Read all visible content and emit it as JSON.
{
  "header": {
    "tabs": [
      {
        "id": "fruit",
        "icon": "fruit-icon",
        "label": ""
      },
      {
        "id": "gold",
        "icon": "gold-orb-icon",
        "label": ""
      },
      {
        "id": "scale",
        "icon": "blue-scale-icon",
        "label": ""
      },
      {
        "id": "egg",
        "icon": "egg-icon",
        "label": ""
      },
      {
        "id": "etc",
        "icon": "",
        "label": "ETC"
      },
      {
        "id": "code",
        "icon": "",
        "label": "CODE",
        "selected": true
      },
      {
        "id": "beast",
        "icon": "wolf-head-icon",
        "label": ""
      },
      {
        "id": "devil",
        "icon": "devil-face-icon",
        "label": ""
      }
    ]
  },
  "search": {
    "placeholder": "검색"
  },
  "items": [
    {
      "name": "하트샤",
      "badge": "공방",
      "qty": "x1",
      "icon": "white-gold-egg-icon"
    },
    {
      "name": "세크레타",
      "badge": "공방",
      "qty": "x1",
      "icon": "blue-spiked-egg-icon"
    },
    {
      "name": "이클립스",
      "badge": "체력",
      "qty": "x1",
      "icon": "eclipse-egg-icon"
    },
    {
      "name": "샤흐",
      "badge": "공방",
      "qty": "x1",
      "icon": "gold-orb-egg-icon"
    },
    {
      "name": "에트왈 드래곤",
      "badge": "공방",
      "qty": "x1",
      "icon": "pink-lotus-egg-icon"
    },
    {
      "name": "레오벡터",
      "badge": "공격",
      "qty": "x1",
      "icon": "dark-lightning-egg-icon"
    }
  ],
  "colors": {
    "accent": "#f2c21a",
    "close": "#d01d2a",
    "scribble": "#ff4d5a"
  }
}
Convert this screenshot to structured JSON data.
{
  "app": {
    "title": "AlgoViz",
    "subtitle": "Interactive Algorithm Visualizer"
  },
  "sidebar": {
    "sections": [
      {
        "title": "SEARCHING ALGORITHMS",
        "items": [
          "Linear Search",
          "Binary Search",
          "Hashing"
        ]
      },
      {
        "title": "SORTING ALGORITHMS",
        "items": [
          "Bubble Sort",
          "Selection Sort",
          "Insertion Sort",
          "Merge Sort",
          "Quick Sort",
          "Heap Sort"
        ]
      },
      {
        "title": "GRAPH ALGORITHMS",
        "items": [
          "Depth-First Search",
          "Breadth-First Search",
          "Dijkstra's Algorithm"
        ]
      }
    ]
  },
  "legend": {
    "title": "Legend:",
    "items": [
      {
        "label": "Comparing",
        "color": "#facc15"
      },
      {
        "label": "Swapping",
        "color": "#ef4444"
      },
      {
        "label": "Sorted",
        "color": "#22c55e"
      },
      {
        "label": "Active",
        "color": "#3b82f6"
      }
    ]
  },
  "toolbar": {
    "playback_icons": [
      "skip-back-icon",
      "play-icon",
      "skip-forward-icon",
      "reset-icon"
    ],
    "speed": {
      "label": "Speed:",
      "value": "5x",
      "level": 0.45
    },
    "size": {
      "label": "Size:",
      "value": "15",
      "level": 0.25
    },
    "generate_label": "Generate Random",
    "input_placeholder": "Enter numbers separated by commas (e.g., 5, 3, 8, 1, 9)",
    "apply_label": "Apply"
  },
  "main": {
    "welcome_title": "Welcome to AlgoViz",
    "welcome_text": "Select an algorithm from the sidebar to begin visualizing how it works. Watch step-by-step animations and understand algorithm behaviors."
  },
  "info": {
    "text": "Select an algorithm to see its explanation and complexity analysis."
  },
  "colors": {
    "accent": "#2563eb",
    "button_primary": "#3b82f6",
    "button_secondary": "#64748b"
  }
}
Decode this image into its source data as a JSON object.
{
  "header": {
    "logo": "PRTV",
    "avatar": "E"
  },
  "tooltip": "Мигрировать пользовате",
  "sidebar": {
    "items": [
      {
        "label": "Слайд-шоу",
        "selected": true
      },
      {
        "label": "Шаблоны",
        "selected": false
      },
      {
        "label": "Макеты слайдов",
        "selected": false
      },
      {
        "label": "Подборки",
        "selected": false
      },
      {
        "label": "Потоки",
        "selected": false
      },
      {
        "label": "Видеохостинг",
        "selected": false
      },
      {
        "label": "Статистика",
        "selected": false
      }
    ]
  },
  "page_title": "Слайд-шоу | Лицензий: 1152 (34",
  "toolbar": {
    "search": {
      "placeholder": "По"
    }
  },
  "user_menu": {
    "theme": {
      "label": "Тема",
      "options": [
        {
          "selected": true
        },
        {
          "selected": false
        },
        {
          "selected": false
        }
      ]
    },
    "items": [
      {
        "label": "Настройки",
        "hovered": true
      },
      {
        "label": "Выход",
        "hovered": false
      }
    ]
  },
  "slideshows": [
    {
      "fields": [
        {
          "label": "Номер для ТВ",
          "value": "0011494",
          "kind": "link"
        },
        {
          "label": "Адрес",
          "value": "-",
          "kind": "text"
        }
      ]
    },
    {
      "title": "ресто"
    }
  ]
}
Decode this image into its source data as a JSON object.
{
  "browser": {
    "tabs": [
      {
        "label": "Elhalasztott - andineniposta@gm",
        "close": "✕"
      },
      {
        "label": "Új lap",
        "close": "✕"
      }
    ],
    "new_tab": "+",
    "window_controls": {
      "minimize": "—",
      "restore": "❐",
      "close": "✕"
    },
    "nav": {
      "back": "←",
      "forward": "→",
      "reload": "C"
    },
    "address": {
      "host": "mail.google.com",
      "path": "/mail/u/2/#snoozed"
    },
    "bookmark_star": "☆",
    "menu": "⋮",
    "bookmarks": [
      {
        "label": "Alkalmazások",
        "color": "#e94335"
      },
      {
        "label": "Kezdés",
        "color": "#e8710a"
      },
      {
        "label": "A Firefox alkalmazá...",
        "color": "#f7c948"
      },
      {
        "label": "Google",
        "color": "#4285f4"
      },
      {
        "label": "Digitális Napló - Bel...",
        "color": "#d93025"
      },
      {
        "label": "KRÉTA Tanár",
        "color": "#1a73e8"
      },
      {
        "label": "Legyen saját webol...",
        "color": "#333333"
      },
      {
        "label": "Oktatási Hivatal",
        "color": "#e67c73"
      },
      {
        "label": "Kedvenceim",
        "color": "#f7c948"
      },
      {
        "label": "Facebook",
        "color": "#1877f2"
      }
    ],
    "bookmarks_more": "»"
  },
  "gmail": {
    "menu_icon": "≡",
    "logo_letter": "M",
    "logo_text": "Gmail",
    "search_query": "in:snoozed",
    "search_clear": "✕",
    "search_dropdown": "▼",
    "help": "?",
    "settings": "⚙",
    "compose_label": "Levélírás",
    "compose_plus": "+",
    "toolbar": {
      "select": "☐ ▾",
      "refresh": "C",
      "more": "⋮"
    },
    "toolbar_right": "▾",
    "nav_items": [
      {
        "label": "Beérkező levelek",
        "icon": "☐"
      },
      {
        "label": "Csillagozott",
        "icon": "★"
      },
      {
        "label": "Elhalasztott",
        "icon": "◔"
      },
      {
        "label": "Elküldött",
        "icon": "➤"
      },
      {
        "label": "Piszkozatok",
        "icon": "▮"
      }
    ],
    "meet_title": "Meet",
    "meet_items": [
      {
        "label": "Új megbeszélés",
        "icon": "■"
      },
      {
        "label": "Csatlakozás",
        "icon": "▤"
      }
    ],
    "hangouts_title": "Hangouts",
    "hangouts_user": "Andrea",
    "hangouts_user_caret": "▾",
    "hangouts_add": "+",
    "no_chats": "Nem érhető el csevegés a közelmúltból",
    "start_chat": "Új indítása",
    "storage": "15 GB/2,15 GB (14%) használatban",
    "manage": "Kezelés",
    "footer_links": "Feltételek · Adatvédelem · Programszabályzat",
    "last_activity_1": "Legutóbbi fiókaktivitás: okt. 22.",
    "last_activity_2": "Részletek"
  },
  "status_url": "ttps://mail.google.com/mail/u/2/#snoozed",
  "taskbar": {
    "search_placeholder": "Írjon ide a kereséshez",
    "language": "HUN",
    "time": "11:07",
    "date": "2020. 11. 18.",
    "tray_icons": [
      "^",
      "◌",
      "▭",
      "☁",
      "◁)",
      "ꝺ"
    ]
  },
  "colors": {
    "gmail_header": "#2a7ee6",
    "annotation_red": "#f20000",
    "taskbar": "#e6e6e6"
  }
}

- Exercise goal:
Look over the records above and copy each line that includes the string "First".

- Task output:
          "Depth-First Search",
          "Breadth-First Search",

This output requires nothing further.